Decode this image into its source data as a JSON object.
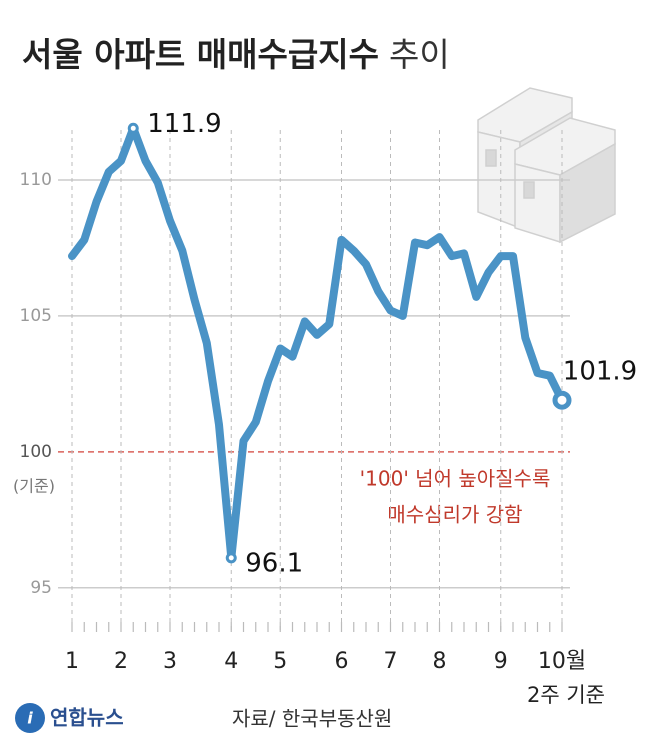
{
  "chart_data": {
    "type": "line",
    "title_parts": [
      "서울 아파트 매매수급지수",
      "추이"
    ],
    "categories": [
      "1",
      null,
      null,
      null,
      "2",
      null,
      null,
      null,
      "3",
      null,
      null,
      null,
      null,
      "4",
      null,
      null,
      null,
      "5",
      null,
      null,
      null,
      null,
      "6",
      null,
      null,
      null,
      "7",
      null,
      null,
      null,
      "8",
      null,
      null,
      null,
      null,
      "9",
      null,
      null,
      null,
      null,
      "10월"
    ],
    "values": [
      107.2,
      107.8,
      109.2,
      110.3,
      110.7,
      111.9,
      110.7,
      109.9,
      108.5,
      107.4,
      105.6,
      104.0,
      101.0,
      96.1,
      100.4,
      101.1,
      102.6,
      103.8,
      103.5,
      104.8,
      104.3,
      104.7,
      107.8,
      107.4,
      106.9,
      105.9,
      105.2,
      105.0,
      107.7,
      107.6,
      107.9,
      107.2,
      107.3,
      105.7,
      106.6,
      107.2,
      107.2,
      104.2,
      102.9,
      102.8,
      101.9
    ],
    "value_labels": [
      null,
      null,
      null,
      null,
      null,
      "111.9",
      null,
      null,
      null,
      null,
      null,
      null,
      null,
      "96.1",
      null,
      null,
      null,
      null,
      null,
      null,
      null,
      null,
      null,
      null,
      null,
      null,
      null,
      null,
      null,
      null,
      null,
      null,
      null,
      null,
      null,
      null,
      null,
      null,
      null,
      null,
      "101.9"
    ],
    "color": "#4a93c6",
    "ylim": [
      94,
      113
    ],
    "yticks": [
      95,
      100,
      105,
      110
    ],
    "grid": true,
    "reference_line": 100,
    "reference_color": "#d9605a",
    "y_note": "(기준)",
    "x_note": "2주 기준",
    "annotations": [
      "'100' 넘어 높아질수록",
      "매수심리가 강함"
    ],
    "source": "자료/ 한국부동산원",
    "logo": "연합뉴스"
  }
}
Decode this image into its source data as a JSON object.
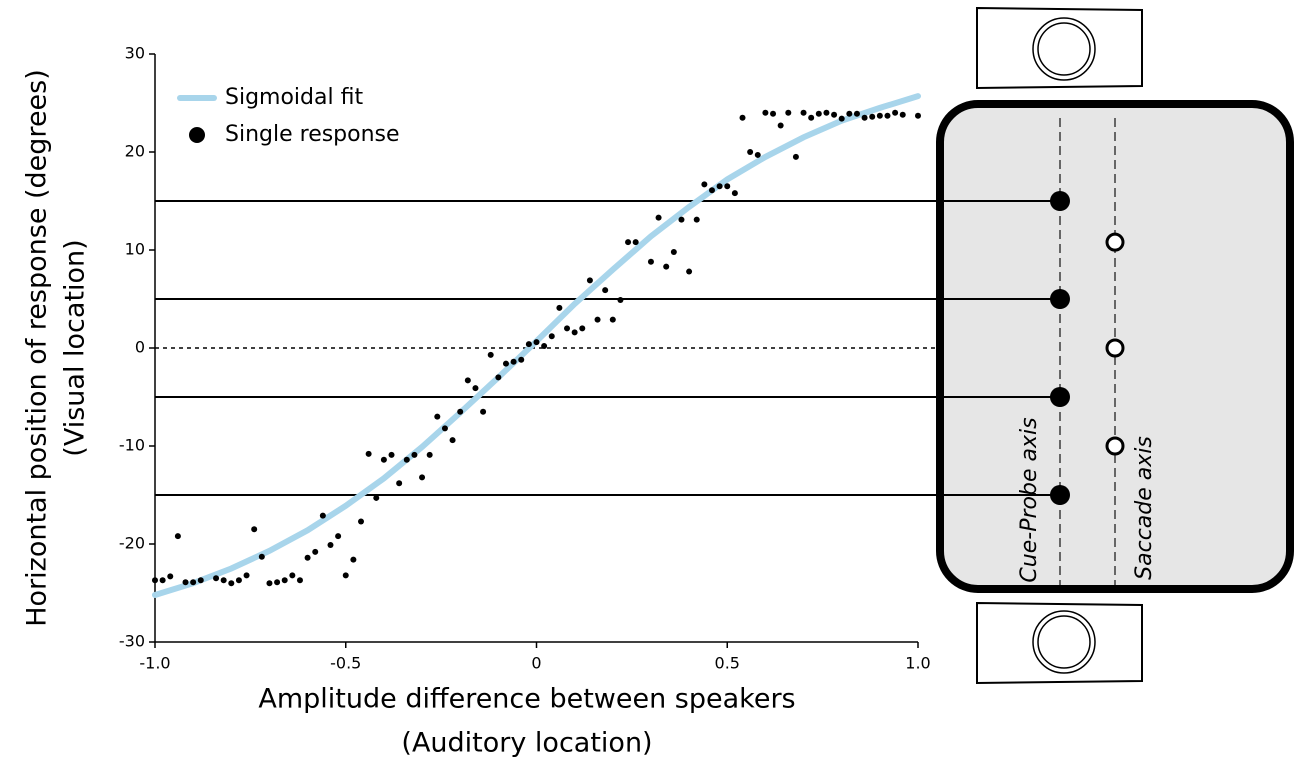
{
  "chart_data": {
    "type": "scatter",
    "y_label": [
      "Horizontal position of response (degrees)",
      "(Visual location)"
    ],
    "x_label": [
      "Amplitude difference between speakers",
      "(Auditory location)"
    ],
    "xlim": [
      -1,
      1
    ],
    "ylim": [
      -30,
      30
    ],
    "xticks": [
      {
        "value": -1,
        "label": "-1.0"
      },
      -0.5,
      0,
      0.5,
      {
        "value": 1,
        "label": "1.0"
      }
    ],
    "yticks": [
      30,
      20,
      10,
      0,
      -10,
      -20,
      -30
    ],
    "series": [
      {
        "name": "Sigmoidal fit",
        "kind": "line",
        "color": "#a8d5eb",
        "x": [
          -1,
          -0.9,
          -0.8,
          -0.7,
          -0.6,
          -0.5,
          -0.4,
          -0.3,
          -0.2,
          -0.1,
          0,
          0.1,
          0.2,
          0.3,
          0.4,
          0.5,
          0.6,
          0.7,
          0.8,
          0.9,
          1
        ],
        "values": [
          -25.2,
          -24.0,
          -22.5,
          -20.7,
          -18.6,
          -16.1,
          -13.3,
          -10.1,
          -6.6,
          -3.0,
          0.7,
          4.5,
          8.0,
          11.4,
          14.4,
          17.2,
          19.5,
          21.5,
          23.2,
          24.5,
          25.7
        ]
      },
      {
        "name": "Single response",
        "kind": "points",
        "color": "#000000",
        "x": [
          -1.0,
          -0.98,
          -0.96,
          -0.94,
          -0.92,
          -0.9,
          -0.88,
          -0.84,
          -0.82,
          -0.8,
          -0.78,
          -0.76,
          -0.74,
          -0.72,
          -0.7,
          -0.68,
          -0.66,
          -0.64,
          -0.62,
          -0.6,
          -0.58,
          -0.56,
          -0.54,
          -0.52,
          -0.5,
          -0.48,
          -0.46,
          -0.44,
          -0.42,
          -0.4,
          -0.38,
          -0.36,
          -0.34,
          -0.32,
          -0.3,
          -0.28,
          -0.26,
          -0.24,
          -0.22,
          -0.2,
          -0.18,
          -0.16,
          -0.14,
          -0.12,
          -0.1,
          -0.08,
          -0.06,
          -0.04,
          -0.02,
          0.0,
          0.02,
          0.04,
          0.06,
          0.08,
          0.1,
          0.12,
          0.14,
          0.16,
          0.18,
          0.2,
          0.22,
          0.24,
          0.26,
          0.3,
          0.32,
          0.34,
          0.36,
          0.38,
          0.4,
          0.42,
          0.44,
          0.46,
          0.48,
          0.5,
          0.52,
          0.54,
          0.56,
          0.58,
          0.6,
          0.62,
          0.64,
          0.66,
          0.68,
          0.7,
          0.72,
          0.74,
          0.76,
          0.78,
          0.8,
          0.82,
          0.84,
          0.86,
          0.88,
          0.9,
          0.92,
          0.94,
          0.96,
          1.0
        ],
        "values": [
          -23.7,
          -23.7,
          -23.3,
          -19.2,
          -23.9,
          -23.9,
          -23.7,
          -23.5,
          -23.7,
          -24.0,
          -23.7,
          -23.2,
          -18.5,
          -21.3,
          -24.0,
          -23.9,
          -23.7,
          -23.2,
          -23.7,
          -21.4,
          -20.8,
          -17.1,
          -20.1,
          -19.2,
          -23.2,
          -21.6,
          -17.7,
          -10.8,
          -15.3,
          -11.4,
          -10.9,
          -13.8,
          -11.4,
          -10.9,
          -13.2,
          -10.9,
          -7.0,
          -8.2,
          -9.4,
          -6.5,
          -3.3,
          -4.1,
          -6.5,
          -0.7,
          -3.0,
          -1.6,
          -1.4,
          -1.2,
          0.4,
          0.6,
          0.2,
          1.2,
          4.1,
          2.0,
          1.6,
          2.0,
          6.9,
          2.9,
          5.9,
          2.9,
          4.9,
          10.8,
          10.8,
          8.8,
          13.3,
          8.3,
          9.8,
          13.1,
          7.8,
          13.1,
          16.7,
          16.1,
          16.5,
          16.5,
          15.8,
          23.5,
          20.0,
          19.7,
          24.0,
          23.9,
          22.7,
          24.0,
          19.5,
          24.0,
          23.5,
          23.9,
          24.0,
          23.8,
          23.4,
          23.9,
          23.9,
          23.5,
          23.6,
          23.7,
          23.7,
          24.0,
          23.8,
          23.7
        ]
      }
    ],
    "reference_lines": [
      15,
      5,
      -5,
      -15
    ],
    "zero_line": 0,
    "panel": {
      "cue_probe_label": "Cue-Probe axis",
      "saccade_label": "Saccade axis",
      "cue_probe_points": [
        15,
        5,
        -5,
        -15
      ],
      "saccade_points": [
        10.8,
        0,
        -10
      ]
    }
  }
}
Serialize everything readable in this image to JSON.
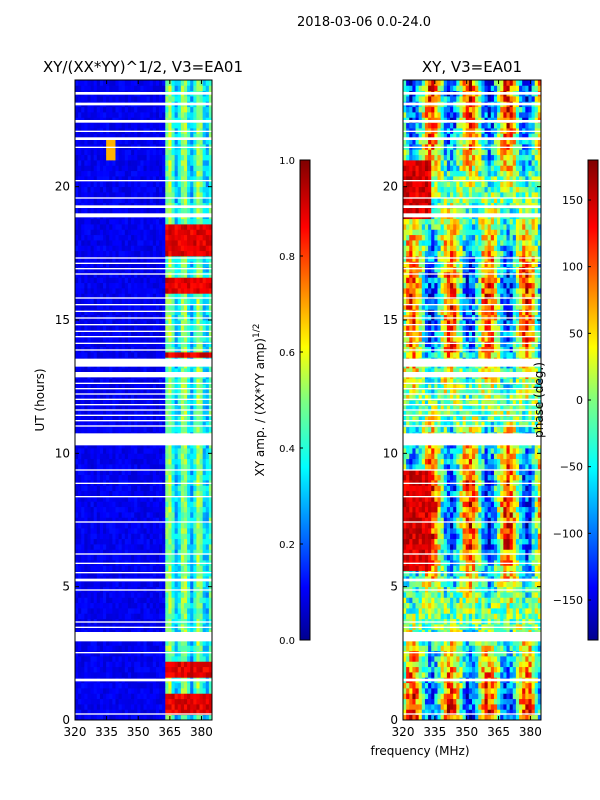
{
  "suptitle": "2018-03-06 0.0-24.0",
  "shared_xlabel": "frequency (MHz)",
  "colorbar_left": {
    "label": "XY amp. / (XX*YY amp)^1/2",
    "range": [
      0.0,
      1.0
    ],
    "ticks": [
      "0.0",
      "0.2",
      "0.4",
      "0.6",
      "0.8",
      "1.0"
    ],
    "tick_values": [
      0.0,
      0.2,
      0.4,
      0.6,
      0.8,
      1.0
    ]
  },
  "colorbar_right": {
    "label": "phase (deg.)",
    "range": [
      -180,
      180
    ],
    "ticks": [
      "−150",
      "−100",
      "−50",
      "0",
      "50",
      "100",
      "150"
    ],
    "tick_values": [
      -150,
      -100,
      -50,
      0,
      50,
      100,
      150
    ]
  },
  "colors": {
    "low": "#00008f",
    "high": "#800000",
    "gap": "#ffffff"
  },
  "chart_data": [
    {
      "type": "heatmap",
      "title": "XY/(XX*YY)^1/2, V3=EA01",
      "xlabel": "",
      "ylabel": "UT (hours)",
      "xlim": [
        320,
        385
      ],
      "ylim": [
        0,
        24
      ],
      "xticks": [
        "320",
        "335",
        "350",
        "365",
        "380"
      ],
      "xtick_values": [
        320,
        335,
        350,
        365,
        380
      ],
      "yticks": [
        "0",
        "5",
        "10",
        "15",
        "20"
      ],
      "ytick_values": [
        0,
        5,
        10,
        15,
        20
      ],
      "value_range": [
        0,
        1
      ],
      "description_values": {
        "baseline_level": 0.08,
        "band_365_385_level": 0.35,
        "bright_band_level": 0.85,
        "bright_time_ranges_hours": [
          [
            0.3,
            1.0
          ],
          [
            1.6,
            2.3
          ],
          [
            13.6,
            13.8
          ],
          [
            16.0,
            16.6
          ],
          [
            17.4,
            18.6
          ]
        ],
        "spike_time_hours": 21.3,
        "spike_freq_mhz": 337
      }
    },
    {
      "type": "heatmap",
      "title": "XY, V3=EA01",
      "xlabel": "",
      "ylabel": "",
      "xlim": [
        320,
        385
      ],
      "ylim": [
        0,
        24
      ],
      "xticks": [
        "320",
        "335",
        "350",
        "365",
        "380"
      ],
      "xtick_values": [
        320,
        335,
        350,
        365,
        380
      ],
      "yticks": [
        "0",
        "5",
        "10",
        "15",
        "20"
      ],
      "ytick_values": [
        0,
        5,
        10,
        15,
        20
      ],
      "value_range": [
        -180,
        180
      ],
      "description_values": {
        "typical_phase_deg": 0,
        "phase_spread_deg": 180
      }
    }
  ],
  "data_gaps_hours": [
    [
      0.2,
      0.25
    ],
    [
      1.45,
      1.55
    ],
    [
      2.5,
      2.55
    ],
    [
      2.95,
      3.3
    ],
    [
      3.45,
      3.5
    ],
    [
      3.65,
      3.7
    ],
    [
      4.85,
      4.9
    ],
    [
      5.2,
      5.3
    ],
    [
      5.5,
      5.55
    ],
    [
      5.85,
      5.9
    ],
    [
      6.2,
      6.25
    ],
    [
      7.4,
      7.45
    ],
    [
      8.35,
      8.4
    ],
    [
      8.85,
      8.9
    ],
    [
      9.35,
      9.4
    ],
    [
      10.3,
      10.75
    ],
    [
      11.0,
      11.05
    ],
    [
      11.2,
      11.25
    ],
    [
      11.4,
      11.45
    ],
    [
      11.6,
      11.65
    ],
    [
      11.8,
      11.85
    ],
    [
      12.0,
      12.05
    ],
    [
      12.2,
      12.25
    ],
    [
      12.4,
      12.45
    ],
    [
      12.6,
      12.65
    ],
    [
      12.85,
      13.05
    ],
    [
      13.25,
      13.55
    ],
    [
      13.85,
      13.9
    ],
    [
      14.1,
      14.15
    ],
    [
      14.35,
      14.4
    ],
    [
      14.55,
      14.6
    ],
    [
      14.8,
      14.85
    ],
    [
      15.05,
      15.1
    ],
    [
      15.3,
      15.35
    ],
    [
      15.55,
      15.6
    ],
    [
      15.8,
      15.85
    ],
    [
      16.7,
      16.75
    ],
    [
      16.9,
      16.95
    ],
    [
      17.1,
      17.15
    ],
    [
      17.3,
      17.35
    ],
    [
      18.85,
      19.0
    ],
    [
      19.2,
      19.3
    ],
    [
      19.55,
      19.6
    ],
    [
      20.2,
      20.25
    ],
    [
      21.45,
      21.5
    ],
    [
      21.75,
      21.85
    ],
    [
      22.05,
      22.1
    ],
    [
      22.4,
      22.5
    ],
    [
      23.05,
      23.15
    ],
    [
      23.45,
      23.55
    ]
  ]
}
+ + + + + + +
Prompt » Gather every line from the listing above in which "type" appears, and copy those lines.

Response below »
    "type": "line",
    "type": "scatter",
      "type": "heatmap",
      "type": "heatmap",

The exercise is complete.